Supplied data:
····················

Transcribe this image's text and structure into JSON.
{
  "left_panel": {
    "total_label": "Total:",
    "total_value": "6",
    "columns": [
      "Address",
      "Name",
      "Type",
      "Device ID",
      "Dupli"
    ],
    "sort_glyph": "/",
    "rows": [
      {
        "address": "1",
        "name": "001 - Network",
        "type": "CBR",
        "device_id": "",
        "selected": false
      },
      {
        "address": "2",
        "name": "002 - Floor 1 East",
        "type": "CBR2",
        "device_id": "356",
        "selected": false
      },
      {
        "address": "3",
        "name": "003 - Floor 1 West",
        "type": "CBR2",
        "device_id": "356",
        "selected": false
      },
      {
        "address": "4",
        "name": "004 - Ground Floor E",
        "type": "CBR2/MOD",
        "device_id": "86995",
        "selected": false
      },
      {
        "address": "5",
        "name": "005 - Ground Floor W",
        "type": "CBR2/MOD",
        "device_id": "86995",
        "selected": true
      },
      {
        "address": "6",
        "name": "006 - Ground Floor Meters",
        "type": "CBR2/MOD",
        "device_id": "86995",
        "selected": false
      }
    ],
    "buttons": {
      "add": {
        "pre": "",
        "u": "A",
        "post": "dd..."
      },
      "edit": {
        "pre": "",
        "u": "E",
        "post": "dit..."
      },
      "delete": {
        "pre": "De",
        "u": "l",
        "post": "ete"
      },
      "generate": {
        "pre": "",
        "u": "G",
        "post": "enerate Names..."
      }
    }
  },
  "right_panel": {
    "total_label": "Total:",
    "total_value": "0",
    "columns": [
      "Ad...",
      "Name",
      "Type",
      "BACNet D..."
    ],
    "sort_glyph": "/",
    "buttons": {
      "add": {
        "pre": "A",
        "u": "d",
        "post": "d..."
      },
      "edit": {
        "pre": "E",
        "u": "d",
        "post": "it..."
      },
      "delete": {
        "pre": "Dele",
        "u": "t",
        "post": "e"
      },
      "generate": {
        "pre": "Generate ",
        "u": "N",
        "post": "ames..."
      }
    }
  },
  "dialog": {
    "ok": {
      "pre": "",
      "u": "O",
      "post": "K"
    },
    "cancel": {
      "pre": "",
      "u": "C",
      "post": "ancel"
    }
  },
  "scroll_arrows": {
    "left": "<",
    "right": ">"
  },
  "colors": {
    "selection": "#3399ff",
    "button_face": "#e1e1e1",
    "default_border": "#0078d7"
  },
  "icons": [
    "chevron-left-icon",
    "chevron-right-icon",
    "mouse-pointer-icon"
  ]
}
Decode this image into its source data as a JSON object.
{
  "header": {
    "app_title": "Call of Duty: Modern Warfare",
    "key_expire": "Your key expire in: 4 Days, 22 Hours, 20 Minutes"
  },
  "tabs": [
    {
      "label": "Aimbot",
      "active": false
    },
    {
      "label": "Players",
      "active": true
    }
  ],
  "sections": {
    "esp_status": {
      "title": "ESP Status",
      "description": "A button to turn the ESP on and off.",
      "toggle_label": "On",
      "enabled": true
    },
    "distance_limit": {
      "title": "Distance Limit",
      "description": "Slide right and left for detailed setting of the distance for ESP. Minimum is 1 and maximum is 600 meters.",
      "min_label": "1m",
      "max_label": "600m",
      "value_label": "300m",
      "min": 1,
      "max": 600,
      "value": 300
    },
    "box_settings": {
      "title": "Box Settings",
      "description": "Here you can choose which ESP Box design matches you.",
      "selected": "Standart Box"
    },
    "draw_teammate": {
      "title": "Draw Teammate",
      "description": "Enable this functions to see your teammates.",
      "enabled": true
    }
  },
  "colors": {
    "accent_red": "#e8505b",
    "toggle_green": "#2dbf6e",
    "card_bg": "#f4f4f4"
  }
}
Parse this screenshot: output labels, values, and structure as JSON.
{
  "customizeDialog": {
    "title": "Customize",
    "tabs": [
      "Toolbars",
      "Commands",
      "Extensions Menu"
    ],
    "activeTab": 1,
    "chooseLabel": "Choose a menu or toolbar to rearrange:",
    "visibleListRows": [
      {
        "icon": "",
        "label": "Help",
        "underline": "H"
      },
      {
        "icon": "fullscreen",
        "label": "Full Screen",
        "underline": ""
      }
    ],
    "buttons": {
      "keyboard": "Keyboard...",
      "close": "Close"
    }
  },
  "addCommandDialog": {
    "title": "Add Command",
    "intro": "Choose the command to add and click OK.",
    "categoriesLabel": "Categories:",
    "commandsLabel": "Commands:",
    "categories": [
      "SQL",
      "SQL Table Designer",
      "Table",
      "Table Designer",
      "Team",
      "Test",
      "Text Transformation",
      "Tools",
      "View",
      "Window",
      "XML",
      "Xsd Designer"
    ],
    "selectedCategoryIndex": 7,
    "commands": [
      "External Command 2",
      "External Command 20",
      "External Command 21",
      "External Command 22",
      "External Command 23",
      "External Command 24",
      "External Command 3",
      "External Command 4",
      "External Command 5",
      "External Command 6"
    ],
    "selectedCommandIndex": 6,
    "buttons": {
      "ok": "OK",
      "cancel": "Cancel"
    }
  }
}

····················

Quote every line from the line containing "Parse this screenshot: output" through the closing line of the listing, including both.

Output below:
Parse this screenshot: output labels, values, and structure as JSON.
{
  "customizeDialog": {
    "title": "Customize",
    "tabs": [
      "Toolbars",
      "Commands",
      "Extensions Menu"
    ],
    "activeTab": 1,
    "chooseLabel": "Choose a menu or toolbar to rearrange:",
    "visibleListRows": [
      {
        "icon": "",
        "label": "Help",
        "underline": "H"
      },
      {
        "icon": "fullscreen",
        "label": "Full Screen",
        "underline": ""
      }
    ],
    "buttons": {
      "keyboard": "Keyboard...",
      "close": "Close"
    }
  },
  "addCommandDialog": {
    "title": "Add Command",
    "intro": "Choose the command to add and click OK.",
    "categoriesLabel": "Categories:",
    "commandsLabel": "Commands:",
    "categories": [
      "SQL",
      "SQL Table Designer",
      "Table",
      "Table Designer",
      "Team",
      "Test",
      "Text Transformation",
      "Tools",
      "View",
      "Window",
      "XML",
      "Xsd Designer"
    ],
    "selectedCategoryIndex": 7,
    "commands": [
      "External Command 2",
      "External Command 20",
      "External Command 21",
      "External Command 22",
      "External Command 23",
      "External Command 24",
      "External Command 3",
      "External Command 4",
      "External Command 5",
      "External Command 6"
    ],
    "selectedCommandIndex": 6,
    "buttons": {
      "ok": "OK",
      "cancel": "Cancel"
    }
  }
}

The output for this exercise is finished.